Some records
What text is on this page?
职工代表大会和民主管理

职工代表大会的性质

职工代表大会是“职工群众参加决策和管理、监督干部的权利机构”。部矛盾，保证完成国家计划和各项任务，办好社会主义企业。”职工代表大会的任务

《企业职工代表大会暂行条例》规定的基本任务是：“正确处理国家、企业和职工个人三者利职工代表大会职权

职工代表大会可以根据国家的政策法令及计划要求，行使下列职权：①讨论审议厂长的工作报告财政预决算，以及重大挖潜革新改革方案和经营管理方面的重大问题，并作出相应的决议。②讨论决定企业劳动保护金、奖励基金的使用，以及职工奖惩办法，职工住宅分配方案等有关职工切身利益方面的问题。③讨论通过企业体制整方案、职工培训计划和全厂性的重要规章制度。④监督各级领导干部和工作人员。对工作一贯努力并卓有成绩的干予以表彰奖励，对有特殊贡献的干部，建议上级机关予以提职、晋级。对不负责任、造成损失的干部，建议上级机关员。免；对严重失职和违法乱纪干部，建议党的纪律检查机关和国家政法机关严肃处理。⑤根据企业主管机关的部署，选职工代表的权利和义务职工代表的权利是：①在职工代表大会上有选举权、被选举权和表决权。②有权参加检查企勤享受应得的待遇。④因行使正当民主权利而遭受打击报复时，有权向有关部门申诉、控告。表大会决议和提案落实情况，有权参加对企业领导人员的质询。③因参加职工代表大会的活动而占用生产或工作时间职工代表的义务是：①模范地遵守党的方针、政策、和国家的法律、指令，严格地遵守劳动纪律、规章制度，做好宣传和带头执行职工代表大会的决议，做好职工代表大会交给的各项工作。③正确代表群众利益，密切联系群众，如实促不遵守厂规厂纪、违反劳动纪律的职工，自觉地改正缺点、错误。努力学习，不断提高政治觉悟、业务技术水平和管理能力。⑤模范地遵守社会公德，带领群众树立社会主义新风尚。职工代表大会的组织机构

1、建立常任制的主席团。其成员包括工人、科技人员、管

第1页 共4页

» Task to carry out: Go through the records and print each one exactly.

» Solution to this problem:
What text is on this page?
职工代表大会和民主管理

职工代表大会的性质

职工代表大会是“职工群众参加决策和管理、监督干部的权利机构”。部矛盾，保证完成国家计划和各项任务，办好社会主义企业。”职工代表大会的任务

《企业职工代表大会暂行条例》规定的基本任务是：“正确处理国家、企业和职工个人三者利职工代表大会职权

职工代表大会可以根据国家的政策法令及计划要求，行使下列职权：①讨论审议厂长的工作报告财政预决算，以及重大挖潜革新改革方案和经营管理方面的重大问题，并作出相应的决议。②讨论决定企业劳动保护金、奖励基金的使用，以及职工奖惩办法，职工住宅分配方案等有关职工切身利益方面的问题。③讨论通过企业体制整方案、职工培训计划和全厂性的重要规章制度。④监督各级领导干部和工作人员。对工作一贯努力并卓有成绩的干予以表彰奖励，对有特殊贡献的干部，建议上级机关予以提职、晋级。对不负责任、造成损失的干部，建议上级机关员。免；对严重失职和违法乱纪干部，建议党的纪律检查机关和国家政法机关严肃处理。⑤根据企业主管机关的部署，选职工代表的权利和义务职工代表的权利是：①在职工代表大会上有选举权、被选举权和表决权。②有权参加检查企勤享受应得的待遇。④因行使正当民主权利而遭受打击报复时，有权向有关部门申诉、控告。表大会决议和提案落实情况，有权参加对企业领导人员的质询。③因参加职工代表大会的活动而占用生产或工作时间职工代表的义务是：①模范地遵守党的方针、政策、和国家的法律、指令，严格地遵守劳动纪律、规章制度，做好宣传和带头执行职工代表大会的决议，做好职工代表大会交给的各项工作。③正确代表群众利益，密切联系群众，如实促不遵守厂规厂纪、违反劳动纪律的职工，自觉地改正缺点、错误。努力学习，不断提高政治觉悟、业务技术水平和管理能力。⑤模范地遵守社会公德，带领群众树立社会主义新风尚。职工代表大会的组织机构

1、建立常任制的主席团。其成员包括工人、科技人员、管

第1页 共4页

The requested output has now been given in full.